[Data listing]
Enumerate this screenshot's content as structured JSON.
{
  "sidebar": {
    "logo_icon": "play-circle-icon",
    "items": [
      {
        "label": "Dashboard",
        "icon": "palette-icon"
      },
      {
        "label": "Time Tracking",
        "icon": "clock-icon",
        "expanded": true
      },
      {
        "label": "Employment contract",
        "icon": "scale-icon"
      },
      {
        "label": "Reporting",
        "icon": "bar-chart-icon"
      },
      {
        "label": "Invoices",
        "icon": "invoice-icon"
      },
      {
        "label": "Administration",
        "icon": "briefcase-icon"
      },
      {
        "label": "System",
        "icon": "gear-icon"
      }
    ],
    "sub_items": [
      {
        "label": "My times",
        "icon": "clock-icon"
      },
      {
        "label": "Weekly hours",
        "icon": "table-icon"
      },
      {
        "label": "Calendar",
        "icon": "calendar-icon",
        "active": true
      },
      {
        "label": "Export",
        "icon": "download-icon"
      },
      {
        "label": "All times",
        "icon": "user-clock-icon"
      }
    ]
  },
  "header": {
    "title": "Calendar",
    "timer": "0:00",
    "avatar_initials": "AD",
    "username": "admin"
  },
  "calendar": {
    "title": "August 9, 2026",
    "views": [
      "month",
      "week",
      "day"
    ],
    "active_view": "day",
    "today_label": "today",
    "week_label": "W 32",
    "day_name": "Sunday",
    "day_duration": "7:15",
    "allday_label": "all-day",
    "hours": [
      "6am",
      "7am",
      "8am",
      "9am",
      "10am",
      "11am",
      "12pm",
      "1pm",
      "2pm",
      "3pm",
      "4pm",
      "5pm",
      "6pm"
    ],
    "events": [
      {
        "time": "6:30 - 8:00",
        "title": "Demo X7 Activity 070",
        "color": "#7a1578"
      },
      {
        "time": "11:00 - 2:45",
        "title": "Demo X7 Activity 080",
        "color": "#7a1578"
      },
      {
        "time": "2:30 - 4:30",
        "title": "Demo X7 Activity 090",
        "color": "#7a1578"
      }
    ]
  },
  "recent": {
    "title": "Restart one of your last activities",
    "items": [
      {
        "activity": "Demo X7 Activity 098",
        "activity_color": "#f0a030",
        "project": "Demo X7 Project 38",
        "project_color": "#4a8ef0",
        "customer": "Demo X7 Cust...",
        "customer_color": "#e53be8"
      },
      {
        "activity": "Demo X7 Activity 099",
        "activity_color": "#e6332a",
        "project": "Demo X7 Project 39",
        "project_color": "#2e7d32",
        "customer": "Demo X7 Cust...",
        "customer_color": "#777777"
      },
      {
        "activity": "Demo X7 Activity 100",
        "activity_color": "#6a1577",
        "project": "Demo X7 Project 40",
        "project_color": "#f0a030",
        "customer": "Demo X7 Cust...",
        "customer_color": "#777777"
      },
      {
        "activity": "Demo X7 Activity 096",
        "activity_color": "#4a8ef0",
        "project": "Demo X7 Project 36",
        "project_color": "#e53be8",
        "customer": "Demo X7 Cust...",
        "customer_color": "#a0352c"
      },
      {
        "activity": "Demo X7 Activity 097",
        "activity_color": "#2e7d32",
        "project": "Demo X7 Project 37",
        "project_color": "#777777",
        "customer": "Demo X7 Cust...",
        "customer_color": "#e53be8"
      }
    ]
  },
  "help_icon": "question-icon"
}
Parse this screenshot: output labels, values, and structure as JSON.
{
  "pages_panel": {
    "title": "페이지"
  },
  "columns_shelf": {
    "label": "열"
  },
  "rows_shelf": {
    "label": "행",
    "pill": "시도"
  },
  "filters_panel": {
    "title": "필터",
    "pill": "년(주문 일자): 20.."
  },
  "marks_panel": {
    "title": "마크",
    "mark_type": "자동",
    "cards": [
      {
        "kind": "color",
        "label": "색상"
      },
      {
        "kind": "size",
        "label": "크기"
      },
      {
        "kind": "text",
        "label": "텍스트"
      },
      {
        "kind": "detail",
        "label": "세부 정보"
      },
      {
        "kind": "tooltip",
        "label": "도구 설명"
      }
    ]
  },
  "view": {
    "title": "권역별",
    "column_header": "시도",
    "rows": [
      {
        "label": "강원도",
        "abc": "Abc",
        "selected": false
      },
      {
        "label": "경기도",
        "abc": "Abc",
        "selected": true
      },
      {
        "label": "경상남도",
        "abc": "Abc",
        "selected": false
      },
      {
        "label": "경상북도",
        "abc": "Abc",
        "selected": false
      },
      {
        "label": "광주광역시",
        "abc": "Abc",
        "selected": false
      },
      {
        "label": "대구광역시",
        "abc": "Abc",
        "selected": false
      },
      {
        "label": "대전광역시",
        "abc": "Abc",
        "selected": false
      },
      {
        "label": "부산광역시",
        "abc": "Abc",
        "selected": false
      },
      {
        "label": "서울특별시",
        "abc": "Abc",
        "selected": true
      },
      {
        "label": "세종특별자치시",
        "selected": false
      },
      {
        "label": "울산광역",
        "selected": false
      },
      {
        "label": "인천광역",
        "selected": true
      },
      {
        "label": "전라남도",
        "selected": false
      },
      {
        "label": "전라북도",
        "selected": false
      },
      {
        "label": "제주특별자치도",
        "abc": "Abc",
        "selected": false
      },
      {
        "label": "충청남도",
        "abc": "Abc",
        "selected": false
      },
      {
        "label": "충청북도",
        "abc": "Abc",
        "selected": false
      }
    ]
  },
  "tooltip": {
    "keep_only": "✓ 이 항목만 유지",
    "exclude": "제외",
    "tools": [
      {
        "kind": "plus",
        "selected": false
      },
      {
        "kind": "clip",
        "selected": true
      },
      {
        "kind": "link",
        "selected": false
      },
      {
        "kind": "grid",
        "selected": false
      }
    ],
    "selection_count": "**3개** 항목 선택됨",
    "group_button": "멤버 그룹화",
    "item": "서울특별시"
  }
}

▶ THE TASK
Find each line holding "JSON". Copy it out.

▶ PROBLEM SOLUTION
Enumerate this screenshot's content as structured JSON.
Parse this screenshot: output labels, values, and structure as JSON.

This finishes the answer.